■ **WHAT YOU SHOULD DO**:
Copy out the listing exactly.

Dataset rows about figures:
>> Start
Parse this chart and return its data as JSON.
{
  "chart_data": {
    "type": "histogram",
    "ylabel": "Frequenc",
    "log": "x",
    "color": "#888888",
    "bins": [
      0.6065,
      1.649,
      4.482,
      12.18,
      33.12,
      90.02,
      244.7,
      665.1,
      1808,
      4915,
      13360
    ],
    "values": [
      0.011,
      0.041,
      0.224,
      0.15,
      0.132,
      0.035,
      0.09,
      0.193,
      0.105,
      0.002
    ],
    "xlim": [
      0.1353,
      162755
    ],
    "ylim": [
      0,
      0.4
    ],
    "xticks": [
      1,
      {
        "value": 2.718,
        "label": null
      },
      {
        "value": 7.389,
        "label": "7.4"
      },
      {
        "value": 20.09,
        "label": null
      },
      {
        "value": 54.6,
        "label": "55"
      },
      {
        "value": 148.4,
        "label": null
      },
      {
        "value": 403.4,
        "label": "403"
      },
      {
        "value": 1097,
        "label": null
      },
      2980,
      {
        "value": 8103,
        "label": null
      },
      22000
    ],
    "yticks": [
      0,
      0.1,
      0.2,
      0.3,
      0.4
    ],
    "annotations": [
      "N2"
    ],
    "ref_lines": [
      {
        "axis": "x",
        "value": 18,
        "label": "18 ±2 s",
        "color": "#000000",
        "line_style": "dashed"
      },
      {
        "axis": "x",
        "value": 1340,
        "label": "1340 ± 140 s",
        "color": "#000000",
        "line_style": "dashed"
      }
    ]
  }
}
>> End
■ **SOLUTION TO THIS EXERCISE**:
Parse this chart and return its data as JSON.
{
  "chart_data": {
    "type": "histogram",
    "ylabel": "Frequenc",
    "log": "x",
    "color": "#888888",
    "bins": [
      0.6065,
      1.649,
      4.482,
      12.18,
      33.12,
      90.02,
      244.7,
      665.1,
      1808,
      4915,
      13360
    ],
    "values": [
      0.011,
      0.041,
      0.224,
      0.15,
      0.132,
      0.035,
      0.09,
      0.193,
      0.105,
      0.002
    ],
    "xlim": [
      0.1353,
      162755
    ],
    "ylim": [
      0,
      0.4
    ],
    "xticks": [
      1,
      {
        "value": 2.718,
        "label": null
      },
      {
        "value": 7.389,
        "label": "7.4"
      },
      {
        "value": 20.09,
        "label": null
      },
      {
        "value": 54.6,
        "label": "55"
      },
      {
        "value": 148.4,
        "label": null
      },
      {
        "value": 403.4,
        "label": "403"
      },
      {
        "value": 1097,
        "label": null
      },
      2980,
      {
        "value": 8103,
        "label": null
      },
      22000
    ],
    "yticks": [
      0,
      0.1,
      0.2,
      0.3,
      0.4
    ],
    "annotations": [
      "N2"
    ],
    "ref_lines": [
      {
        "axis": "x",
        "value": 18,
        "label": "18 ±2 s",
        "color": "#000000",
        "line_style": "dashed"
      },
      {
        "axis": "x",
        "value": 1340,
        "label": "1340 ± 140 s",
        "color": "#000000",
        "line_style": "dashed"
      }
    ]
  }
}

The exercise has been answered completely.